== Text block ==

- Original Cast Recording
- Music: Marvin Hamlisch
- Lyrics: Carole Bayer Sager
- Book: Neil Simon
- Basis: Relationship between Carole Bayer Sager and Marvin Hamlisch
- Productions: 1978 Los Angeles (tryout) 1979 Broadway 1979 North American tour 1980 West End 1981 North American tour

= They're Playing Our Song =

1978 musical

They're Playing Our Song is a musical with a book by Neil Simon, lyrics by Carole Bayer Sager, and music by Marvin Hamlisch.

In a story based on the real-life relationship of Hamlisch and Sager, a wisecracking composer finds a new, offbeat lyricist, but initially the match is not one made in heaven. The two undergo a series of trials and overcome a number of hurdles before finding true love by the final curtain.

They're Playing Our Song is essentially a two-character show. Vernon and Sonia are the sole characters on stage; each character has a three-person Greek chorus acting as their inner voices, and there are no big production numbers.

==Productions==
Produced by Emanuel Azenberg, the musical had its world premiere at the Ahmanson Theatre in Los Angeles in December 1978.

The musical opened on Broadway at the Imperial Theatre on February 11, 1979, where it ran for 1,082 performances and 11 previews. Directed by Robert Moore and choreographed by Patricia Birch, the cast starred Robert Klein and Lucie Arnaz (in her Broadway debut). Douglas W. Schmidt designed the scenery and projections, Ann Roth designed the costumes and lighting was by Tharon Musser. Notable cast replacements included Tony Roberts, Stockard Channing, Victor Garber, Anita Gillette, John Hillner, Diana Canova and Ted Wass. An original cast recording was released by Casablanca Records.

===
== Data records ==

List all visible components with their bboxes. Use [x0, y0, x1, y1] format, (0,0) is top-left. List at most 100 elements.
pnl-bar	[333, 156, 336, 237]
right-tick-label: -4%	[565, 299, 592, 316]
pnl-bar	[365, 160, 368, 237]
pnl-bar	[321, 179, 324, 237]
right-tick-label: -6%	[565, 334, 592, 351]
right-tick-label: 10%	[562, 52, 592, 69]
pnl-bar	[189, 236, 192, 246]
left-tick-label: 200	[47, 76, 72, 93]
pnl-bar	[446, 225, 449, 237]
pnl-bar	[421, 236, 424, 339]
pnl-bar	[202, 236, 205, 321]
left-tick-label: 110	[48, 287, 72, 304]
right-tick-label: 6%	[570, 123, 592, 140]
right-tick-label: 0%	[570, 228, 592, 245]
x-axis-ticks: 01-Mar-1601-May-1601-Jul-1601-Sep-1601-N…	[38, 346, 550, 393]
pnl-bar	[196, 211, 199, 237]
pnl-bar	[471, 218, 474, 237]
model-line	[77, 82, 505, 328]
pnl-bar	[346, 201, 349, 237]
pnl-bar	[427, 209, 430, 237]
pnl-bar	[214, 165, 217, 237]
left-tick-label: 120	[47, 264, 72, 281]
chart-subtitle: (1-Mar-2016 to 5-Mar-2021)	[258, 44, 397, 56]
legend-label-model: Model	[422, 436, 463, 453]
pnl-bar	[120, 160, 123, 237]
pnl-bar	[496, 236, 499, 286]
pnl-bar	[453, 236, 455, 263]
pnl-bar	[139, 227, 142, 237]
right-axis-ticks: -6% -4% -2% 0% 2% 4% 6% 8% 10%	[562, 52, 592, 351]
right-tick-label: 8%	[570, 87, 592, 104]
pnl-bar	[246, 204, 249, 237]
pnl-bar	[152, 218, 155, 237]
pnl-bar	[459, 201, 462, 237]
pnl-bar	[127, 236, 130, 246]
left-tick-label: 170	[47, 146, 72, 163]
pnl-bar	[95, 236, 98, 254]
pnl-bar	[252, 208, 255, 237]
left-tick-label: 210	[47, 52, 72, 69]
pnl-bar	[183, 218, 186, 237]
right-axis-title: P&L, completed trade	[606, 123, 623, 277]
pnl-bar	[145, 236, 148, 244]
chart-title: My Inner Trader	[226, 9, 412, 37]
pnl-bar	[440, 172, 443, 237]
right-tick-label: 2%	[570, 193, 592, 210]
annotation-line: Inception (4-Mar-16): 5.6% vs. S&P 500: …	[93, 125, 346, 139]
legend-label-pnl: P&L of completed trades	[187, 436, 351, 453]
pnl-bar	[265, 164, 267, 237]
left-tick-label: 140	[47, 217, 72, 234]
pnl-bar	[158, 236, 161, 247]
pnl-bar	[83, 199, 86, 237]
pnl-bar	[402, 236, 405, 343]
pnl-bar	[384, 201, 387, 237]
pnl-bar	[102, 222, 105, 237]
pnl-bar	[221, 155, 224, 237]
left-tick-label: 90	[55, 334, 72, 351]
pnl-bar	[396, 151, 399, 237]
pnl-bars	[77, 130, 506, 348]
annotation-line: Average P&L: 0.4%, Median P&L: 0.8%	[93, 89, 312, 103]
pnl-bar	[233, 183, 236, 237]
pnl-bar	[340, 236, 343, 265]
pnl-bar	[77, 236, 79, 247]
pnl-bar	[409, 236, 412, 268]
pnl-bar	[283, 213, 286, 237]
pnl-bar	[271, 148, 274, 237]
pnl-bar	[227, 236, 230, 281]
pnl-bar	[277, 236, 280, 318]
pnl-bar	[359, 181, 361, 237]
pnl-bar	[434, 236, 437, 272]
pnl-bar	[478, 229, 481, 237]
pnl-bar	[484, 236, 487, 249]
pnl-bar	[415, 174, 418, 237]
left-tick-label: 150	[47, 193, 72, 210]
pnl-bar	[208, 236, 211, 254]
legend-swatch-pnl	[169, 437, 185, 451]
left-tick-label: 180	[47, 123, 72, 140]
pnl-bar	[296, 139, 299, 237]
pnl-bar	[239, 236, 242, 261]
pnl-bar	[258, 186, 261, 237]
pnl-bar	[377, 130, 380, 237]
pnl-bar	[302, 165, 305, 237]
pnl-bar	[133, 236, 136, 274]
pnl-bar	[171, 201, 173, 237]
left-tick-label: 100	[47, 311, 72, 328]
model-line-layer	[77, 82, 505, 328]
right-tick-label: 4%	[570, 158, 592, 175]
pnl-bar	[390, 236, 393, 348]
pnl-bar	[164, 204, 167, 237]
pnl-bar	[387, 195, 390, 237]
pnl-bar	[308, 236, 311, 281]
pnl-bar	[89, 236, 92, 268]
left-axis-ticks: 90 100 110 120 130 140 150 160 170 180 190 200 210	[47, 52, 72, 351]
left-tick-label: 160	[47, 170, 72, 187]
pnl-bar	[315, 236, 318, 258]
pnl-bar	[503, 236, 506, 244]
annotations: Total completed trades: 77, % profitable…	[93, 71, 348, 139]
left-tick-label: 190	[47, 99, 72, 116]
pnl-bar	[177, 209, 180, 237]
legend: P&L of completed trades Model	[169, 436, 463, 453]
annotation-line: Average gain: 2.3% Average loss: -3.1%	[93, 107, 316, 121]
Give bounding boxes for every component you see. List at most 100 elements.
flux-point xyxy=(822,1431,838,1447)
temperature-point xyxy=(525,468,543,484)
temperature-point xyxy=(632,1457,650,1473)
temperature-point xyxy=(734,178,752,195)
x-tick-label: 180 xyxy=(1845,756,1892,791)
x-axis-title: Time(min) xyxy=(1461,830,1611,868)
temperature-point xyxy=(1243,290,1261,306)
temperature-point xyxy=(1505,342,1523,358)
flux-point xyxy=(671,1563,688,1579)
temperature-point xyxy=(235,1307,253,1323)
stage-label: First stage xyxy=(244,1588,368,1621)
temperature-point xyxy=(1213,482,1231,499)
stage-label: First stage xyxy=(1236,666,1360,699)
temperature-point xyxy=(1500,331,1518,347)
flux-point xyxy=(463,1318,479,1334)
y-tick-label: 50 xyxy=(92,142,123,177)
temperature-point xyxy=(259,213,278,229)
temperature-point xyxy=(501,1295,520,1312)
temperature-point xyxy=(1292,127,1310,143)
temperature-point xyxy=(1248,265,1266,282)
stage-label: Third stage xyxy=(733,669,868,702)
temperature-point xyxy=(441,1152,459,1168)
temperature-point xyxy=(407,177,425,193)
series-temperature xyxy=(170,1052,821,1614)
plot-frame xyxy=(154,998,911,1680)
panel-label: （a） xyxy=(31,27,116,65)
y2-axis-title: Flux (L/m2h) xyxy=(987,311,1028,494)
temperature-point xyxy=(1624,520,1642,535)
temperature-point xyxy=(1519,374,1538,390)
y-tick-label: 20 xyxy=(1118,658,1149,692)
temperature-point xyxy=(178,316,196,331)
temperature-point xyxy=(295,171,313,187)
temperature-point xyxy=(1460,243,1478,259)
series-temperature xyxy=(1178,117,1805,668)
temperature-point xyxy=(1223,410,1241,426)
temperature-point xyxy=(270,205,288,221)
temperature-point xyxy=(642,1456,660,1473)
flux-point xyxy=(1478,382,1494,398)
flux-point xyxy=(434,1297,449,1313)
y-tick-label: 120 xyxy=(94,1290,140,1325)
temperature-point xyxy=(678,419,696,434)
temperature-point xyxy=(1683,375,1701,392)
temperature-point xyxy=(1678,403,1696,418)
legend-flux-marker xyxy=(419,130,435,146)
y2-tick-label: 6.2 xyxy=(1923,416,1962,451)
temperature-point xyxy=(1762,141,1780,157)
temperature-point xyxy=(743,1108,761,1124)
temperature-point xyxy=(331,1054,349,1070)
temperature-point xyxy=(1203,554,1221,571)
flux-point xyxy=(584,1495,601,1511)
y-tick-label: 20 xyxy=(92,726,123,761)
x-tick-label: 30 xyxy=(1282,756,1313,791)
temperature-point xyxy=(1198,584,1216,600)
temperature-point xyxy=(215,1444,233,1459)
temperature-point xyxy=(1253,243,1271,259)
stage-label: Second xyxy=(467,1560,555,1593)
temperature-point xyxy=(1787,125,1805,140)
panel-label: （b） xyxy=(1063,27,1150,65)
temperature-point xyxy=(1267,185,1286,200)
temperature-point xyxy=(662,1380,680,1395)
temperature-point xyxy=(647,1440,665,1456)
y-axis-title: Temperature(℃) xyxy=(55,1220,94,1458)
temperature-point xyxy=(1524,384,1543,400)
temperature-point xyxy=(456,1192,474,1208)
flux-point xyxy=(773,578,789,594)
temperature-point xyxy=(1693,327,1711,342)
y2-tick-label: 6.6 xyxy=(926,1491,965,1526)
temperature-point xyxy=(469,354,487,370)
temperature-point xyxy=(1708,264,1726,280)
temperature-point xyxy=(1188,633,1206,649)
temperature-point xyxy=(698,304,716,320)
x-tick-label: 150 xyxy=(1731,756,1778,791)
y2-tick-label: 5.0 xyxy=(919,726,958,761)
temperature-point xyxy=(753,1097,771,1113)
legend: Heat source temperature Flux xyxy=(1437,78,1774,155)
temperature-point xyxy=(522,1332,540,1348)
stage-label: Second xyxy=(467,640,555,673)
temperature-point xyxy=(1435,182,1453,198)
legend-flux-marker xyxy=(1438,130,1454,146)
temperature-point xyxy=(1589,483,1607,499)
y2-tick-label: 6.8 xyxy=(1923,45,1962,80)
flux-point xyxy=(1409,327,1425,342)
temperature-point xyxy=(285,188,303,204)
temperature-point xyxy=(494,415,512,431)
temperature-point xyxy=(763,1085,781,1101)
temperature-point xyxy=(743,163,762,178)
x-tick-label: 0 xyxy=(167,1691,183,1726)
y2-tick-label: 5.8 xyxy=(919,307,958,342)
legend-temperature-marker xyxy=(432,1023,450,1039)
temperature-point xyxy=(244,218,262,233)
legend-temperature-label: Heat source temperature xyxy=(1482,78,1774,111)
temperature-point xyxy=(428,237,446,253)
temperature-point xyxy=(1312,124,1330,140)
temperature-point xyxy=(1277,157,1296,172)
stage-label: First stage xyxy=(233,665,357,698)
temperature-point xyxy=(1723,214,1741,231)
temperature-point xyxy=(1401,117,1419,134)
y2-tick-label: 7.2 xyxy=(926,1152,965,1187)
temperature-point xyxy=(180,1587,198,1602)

===

[List of tasks]
(a) From the article on They're Playing Our Song, reproduce the passage that begins at the words "They're Playing Our Song is essentially" and stops after the words "in December 1978.".
(b) Name every notable cast replacement that the article on They're Playing Our Song mentions for the Broadway run.
(c) Pick up the article on They're Playing Our Song after its last sentence and keep writing.

[Responses to the exercise]
(a)
They're Playing Our Song is essentially a two-character show. Vernon and Sonia are the sole characters on stage; each character has a three-person Greek chorus acting as their inner voices, and there are no big production numbers.

==Productions==
Produced by Emanuel Azenberg, the musical had its world premiere at the Ahmanson Theatre in Los Angeles in December 1978.

(b) Tony Roberts, Stockard Channing, Victor Garber, Anita Gillette, John Hillner, Diana Canova, Ted Wass

(c)
Film rights were purchased by Rastar Films in late 1979. Producer Ray Stark planned a 1982 release through Columbia Pictures with new songs contributed by Hamlisch and Sager. The film, however, was never produced.

The first U.S. national tour opened in 1979 with Victor Garber and Ellen Greene.

The original Australian production opened on August 23, 1980, at the Theatre Royal in Sydney. It starred John Waters and Jacki Weaver, with Rhonda Burchmore as one of the "Inner Voices." An Australian Cast Recording was released by Festival Records.

The musical opened in the West End on October 1, 1980, at the Shaftesbury Theatre with Tom Conti and Gemma Craven, who won a 1980 Laurence Olivier Award for Actress of the Year in a Musical. Among the "Inner Voices" was Deena Payne. According to the history of the Shaftesbury Theatre, "The most successful production during this time was the musical They're Playing Our Song (1980), starring Tom Conti and Gemma Craven, which ran for nearly two years." Notable replacements during its original London run included Martin Shaw and Diana Terry. It closed on May 8, 1982. A London cast recording was released on the Chopper label.

An Argentinian production opened in 1980, starring Valeria Lynch and Victor Laplace. The Argentinian cast recording was released by Philips.

In 1981 Civic Theatre of San Juan, Puerto Rico staged a production at the Luis A Ferré Fine Arts Center (Centro de Bellas Artes), produced by Olga Alicea and directed by Dianne de Castro Crommett. The lead roles were played by real life couple Glen Monroig and Camille Carrión. They later produced a Spanish language version of the musical.

The Singapore Repertory Theater production opened in the Philippines, from July 2000 to August 13. It starred Tony Award winner Lea Salonga as Sonia and Singaporean actor Adrian Pang as Vernon. The musical ran in the AFP Theatre.

A production opened at the Menier Chocolate Factory on August 4, 2008, to mixed reviews and closed on September 28. It starred How Do You Solve a Problem Like Maria? winner Connie Fisher and Alistair McGowan.

A Brazilian production opened in March 2009, starring Tadeu Aguiar and Amanda Acosta.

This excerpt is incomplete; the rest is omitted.